** Start of Information given **

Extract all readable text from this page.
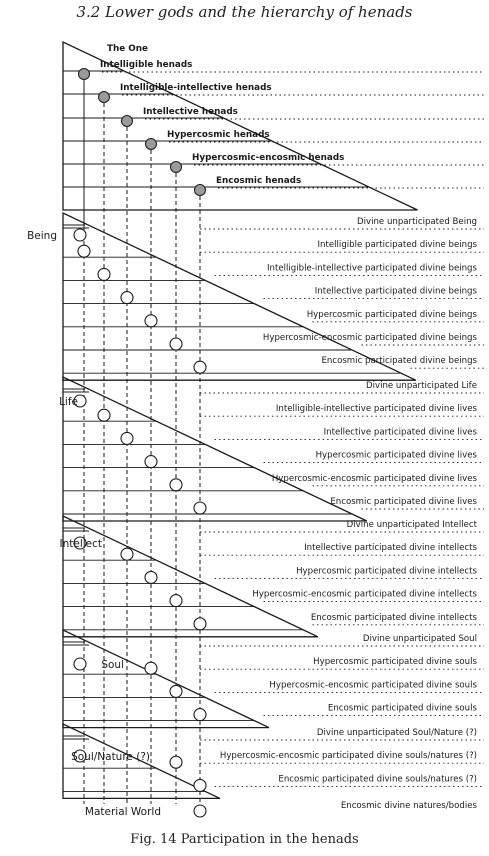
3.2 Lower gods and the hierarchy of henads
The One
Intelligible henads
Intelligible-intellective henads
Intellective henads
Hypercosmic henads
Hypercosmic-encosmic henads
Encosmic henads
Being
Divine unparticipated Being
Intelligible participated divine beings
Intelligible-intellective participated divine beings
Intellective participated divine beings
Hypercosmic participated divine beings
Hypercosmic-encosmic participated divine beings
Encosmic participated divine beings
Life
Divine unparticipated Life
Intelligible-intellective participated divine lives
Intellective participated divine lives
Hypercosmic participated divine lives
Hypercosmic-encosmic participated divine lives
Encosmic participated divine lives
Intellect
Divine unparticipated Intellect
Intellective participated divine intellects
Hypercosmic participated divine intellects
Hypercosmic-encosmic participated divine intellects
Encosmic participated divine intellects
Soul
Divine unparticipated Soul
Hypercosmic participated divine souls
Hypercosmic-encosmic participated divine souls
Encosmic participated divine souls
Soul/Nature (?)
Divine unparticipated Soul/Nature (?)
Hypercosmic-encosmic participated divine souls/natures (?)
Encosmic participated divine souls/natures (?)
Material World	Encosmic divine natures/bodies
Fig. 14 Participation in the henads
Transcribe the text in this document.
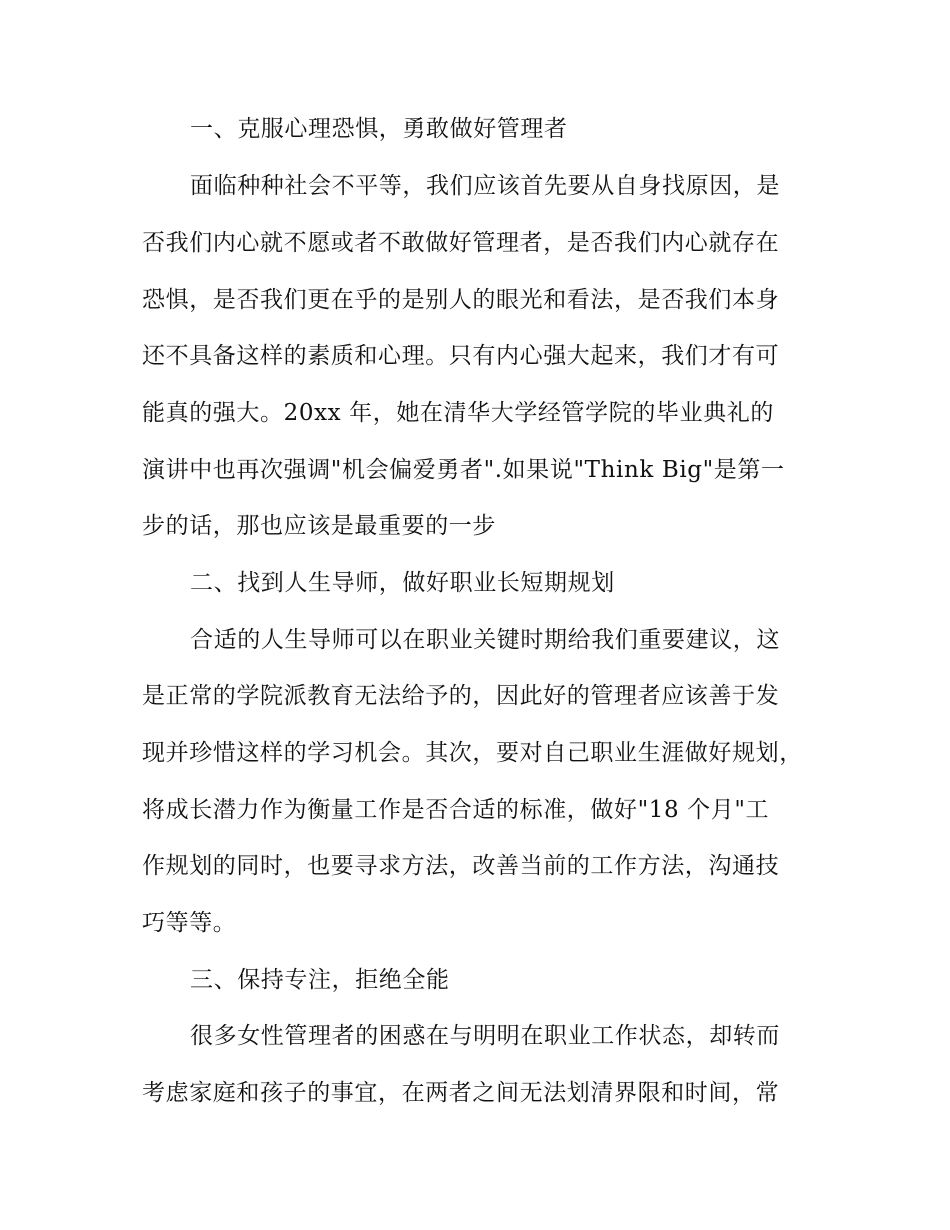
一、克服心理恐惧，勇敢做好管理者
面临种种社会不平等，我们应该首先要从自身找原因，是
否我们内心就不愿或者不敢做好管理者，是否我们内心就存在
恐惧，是否我们更在乎的是别人的眼光和看法，是否我们本身
还不具备这样的素质和心理。只有内心强大起来，我们才有可
能真的强大。20xx 年，她在清华大学经管学院的毕业典礼的
演讲中也再次强调"机会偏爱勇者".如果说"Think Big"是第一
步的话，那也应该是最重要的一步
二、找到人生导师，做好职业长短期规划
合适的人生导师可以在职业关键时期给我们重要建议，这
是正常的学院派教育无法给予的，因此好的管理者应该善于发
现并珍惜这样的学习机会。其次，要对自己职业生涯做好规划，
将成长潜力作为衡量工作是否合适的标准，做好"18 个月"工
作规划的同时，也要寻求方法，改善当前的工作方法，沟通技
巧等等。
三、保持专注，拒绝全能
很多女性管理者的困惑在与明明在职业工作状态，却转而
考虑家庭和孩子的事宜，在两者之间无法划清界限和时间，常
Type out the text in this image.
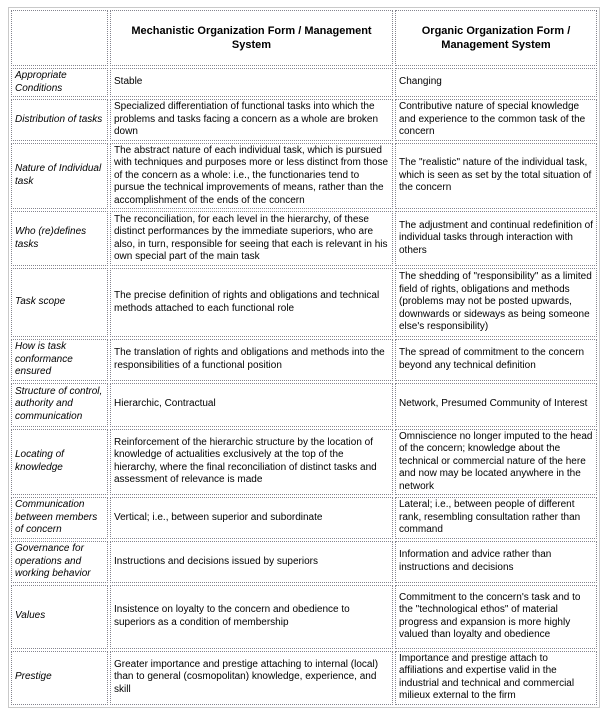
	Mechanistic Organization Form / Management System	Organic Organization Form / Management System
Appropriate Conditions	Stable	Changing
Distribution of tasks	Specialized differentiation of functional tasks into which the problems and tasks facing a concern as a whole are broken down	Contributive nature of special knowledge and experience to the common task of the concern
Nature of Individual task	The abstract nature of each individual task, which is pursued with techniques and purposes more or less distinct from those of the concern as a whole: i.e., the functionaries tend to pursue the technical improvements of means, rather than the accomplishment of the ends of the concern	The "realistic" nature of the individual task, which is seen as set by the total situation of the concern
Who (re)defines tasks	The reconciliation, for each level in the hierarchy, of these distinct performances by the immediate superiors, who are also, in turn, responsible for seeing that each is relevant in his own special part of the main task	The adjustment and continual redefinition of individual tasks through interaction with others
Task scope	The precise definition of rights and obligations and technical methods attached to each functional role	The shedding of "responsibility" as a limited field of rights, obligations and methods (problems may not be posted upwards, downwards or sideways as being someone else's responsibility)
How is task conformance ensured	The translation of rights and obligations and methods into the responsibilities of a functional position	The spread of commitment to the concern beyond any technical definition
Structure of control, authority and communication	Hierarchic, Contractual	Network, Presumed Community of Interest
Locating of knowledge	Reinforcement of the hierarchic structure by the location of knowledge of actualities exclusively at the top of the hierarchy, where the final reconciliation of distinct tasks and assessment of relevance is made	Omniscience no longer imputed to the head of the concern; knowledge about the technical or commercial nature of the here and now may be located anywhere in the network
Communication between members of concern	Vertical; i.e., between superior and subordinate	Lateral; i.e., between people of different rank, resembling consultation rather than command
Governance for operations and working behavior	Instructions and decisions issued by superiors	Information and advice rather than instructions and decisions
Values	Insistence on loyalty to the concern and obedience to superiors as a condition of membership	Commitment to the concern's task and to the "technological ethos" of material progress and expansion is more highly valued than loyalty and obedience
Prestige	Greater importance and prestige attaching to internal (local) than to general (cosmopolitan) knowledge, experience, and skill	Importance and prestige attach to affiliations and expertise valid in the industrial and technical and commercial milieux external to the firm
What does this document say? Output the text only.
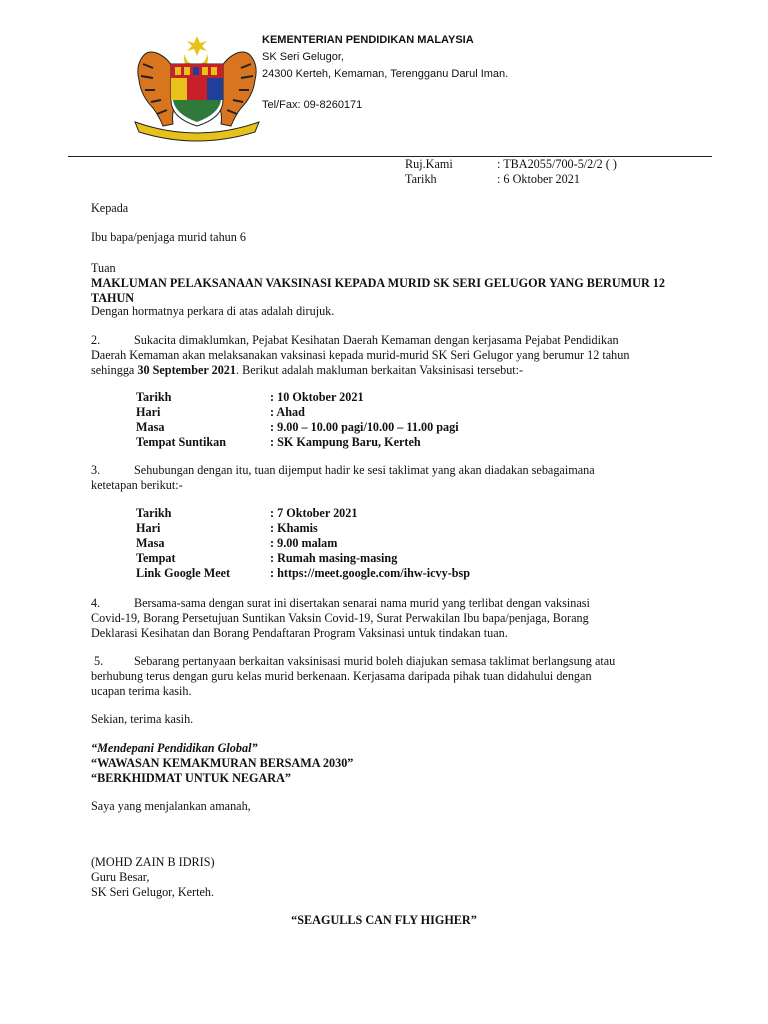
KEMENTERIAN PENDIDIKAN MALAYSIA
SK Seri Gelugor,
24300 Kerteh, Kemaman, Terengganu Darul Iman.
Tel/Fax: 09-8260171
Ruj.Kami	: TBA2055/700-5/2/2 ( )
Tarikh	: 6 Oktober 2021
Kepada
Ibu bapa/penjaga murid tahun 6
Tuan
MAKLUMAN PELAKSANAAN VAKSINASI KEPADA MURID SK SERI GELUGOR YANG BERUMUR 12 TAHUN
Dengan hormatnya perkara di atas adalah dirujuk.
2.	Sukacita dimaklumkan, Pejabat Kesihatan Daerah Kemaman dengan kerjasama Pejabat Pendidikan
Daerah Kemaman akan melaksanakan vaksinasi kepada murid-murid SK Seri Gelugor yang berumur 12 tahun
sehingga 30 September 2021. Berikut adalah makluman berkaitan Vaksinisasi tersebut:-
Tarikh	: 10 Oktober 2021
Hari	: Ahad
Masa	: 9.00 – 10.00 pagi/10.00 – 11.00 pagi
Tempat Suntikan	: SK Kampung Baru, Kerteh
3.	Sehubungan dengan itu, tuan dijemput hadir ke sesi taklimat yang akan diadakan sebagaimana
ketetapan berikut:-
Tarikh	: 7 Oktober 2021
Hari	: Khamis
Masa	: 9.00 malam
Tempat	: Rumah masing-masing
Link Google Meet	: https://meet.google.com/ihw-icvy-bsp
4.	Bersama-sama dengan surat ini disertakan senarai nama murid yang terlibat dengan vaksinasi
Covid-19, Borang Persetujuan Suntikan Vaksin Covid-19, Surat Perwakilan Ibu bapa/penjaga, Borang
Deklarasi Kesihatan dan Borang Pendaftaran Program Vaksinasi untuk tindakan tuan.
5.	Sebarang pertanyaan berkaitan vaksinisasi murid boleh diajukan semasa taklimat berlangsung atau
berhubung terus dengan guru kelas murid berkenaan. Kerjasama daripada pihak tuan didahului dengan
ucapan terima kasih.
Sekian, terima kasih.
“Mendepani Pendidikan Global”
“WAWASAN KEMAKMURAN BERSAMA 2030”
“BERKHIDMAT UNTUK NEGARA”
Saya yang menjalankan amanah,
(MOHD ZAIN B IDRIS)
Guru Besar,
SK Seri Gelugor, Kerteh.
“SEAGULLS CAN FLY HIGHER”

** End of Information given **

● Description of the task: Which lines contain the word "Suntikan"? Return each of them.

● Expected output:
Tempat Suntikan	: SK Kampung Baru, Kerteh
Covid-19, Borang Persetujuan Suntikan Vaksin Covid-19, Surat Perwakilan Ibu bapa/penjaga, Borang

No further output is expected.